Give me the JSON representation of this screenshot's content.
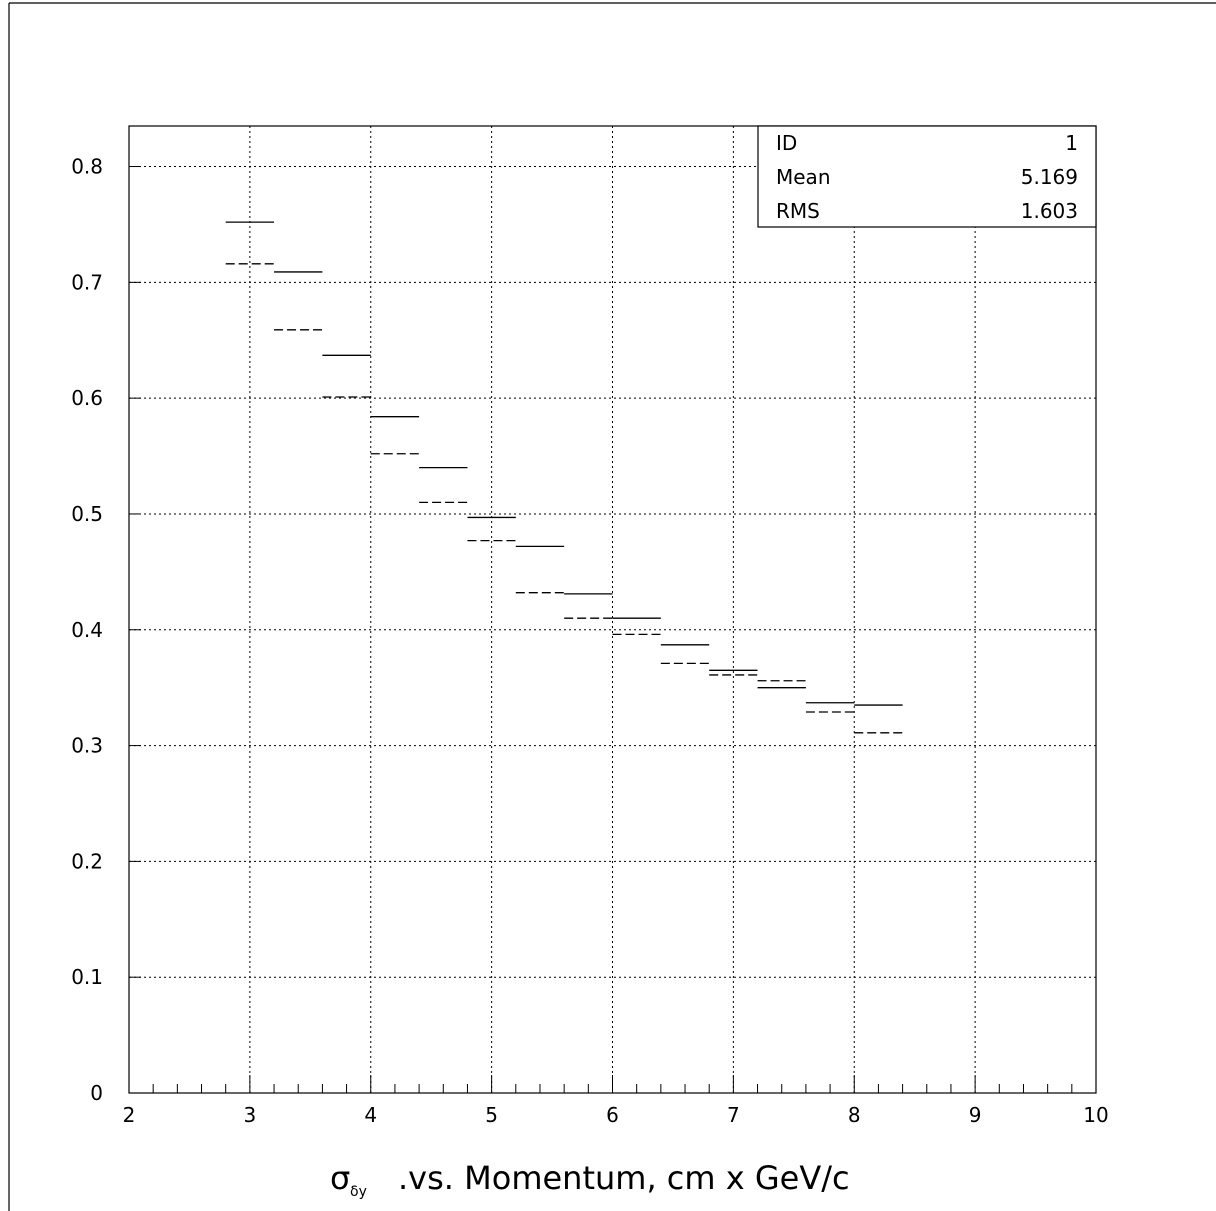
{
  "chart_data": {
    "type": "step-histogram",
    "xlabel": {
      "symbol": "σ",
      "subscript": "δy",
      "text": ".vs. Momentum, cm x GeV/c"
    },
    "ylabel": "",
    "xlim": [
      2,
      10
    ],
    "ylim": [
      0,
      0.835
    ],
    "xticks": [
      2,
      3,
      4,
      5,
      6,
      7,
      8,
      9,
      10
    ],
    "yticks": [
      0,
      0.1,
      0.2,
      0.3,
      0.4,
      0.5,
      0.6,
      0.7,
      0.8
    ],
    "xtick_labels": [
      "2",
      "3",
      "4",
      "5",
      "6",
      "7",
      "8",
      "9",
      "10"
    ],
    "ytick_labels": [
      "0",
      "0.1",
      "0.2",
      "0.3",
      "0.4",
      "0.5",
      "0.6",
      "0.7",
      "0.8"
    ],
    "grid": true,
    "bin_width": 0.4,
    "series": [
      {
        "style": "solid",
        "bins": [
          {
            "x": 2.8,
            "y": 0.752
          },
          {
            "x": 3.2,
            "y": 0.709
          },
          {
            "x": 3.6,
            "y": 0.637
          },
          {
            "x": 4.0,
            "y": 0.584
          },
          {
            "x": 4.4,
            "y": 0.54
          },
          {
            "x": 4.8,
            "y": 0.497
          },
          {
            "x": 5.2,
            "y": 0.472
          },
          {
            "x": 5.6,
            "y": 0.431
          },
          {
            "x": 6.0,
            "y": 0.41
          },
          {
            "x": 6.4,
            "y": 0.387
          },
          {
            "x": 6.8,
            "y": 0.365
          },
          {
            "x": 7.2,
            "y": 0.35
          },
          {
            "x": 7.6,
            "y": 0.337
          },
          {
            "x": 8.0,
            "y": 0.335
          }
        ]
      },
      {
        "style": "dashed",
        "bins": [
          {
            "x": 2.8,
            "y": 0.716
          },
          {
            "x": 3.2,
            "y": 0.659
          },
          {
            "x": 3.6,
            "y": 0.601
          },
          {
            "x": 4.0,
            "y": 0.552
          },
          {
            "x": 4.4,
            "y": 0.51
          },
          {
            "x": 4.8,
            "y": 0.477
          },
          {
            "x": 5.2,
            "y": 0.432
          },
          {
            "x": 5.6,
            "y": 0.41
          },
          {
            "x": 6.0,
            "y": 0.396
          },
          {
            "x": 6.4,
            "y": 0.371
          },
          {
            "x": 6.8,
            "y": 0.361
          },
          {
            "x": 7.2,
            "y": 0.356
          },
          {
            "x": 7.6,
            "y": 0.329
          },
          {
            "x": 8.0,
            "y": 0.311
          }
        ]
      }
    ],
    "stats_box": {
      "placement": "top-right",
      "rows": [
        {
          "label": "ID",
          "value": "1"
        },
        {
          "label": "Mean",
          "value": "5.169"
        },
        {
          "label": "RMS",
          "value": "1.603"
        }
      ]
    }
  }
}
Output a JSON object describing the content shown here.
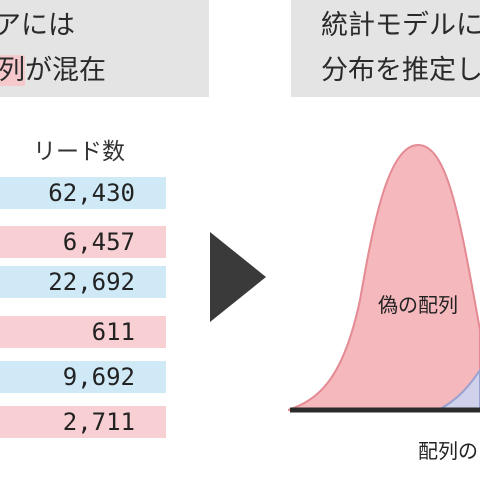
{
  "left_panel": {
    "line1": "アには",
    "line2_highlight": "列",
    "line2_rest": "が混在"
  },
  "right_panel": {
    "line1": "統計モデルに",
    "line2": "分布を推定し"
  },
  "table": {
    "header": "リード数",
    "rows": [
      {
        "value": "62,430",
        "type": "true"
      },
      {
        "value": "6,457",
        "type": "false"
      },
      {
        "value": "22,692",
        "type": "true"
      },
      {
        "value": "611",
        "type": "false"
      },
      {
        "value": "9,692",
        "type": "true"
      },
      {
        "value": "2,711",
        "type": "false"
      }
    ]
  },
  "colors": {
    "banner": "#e4e4e4",
    "true_row": "#cfe9f6",
    "false_row": "#f8cfd2",
    "false_curve": "#f5b8bd",
    "arrow": "#3a3a3a"
  },
  "figure": {
    "curve_label": "偽の配列",
    "axis_label": "配列の"
  },
  "icons": {
    "arrow": "right-triangle-arrow-icon"
  }
}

● WORK REQUIRED
Please list every line of the records that contains "content".

● EXERCISE RESULT
Give me the JSON representation of this screenshot's content.
Output a JSON object describing the content shown here.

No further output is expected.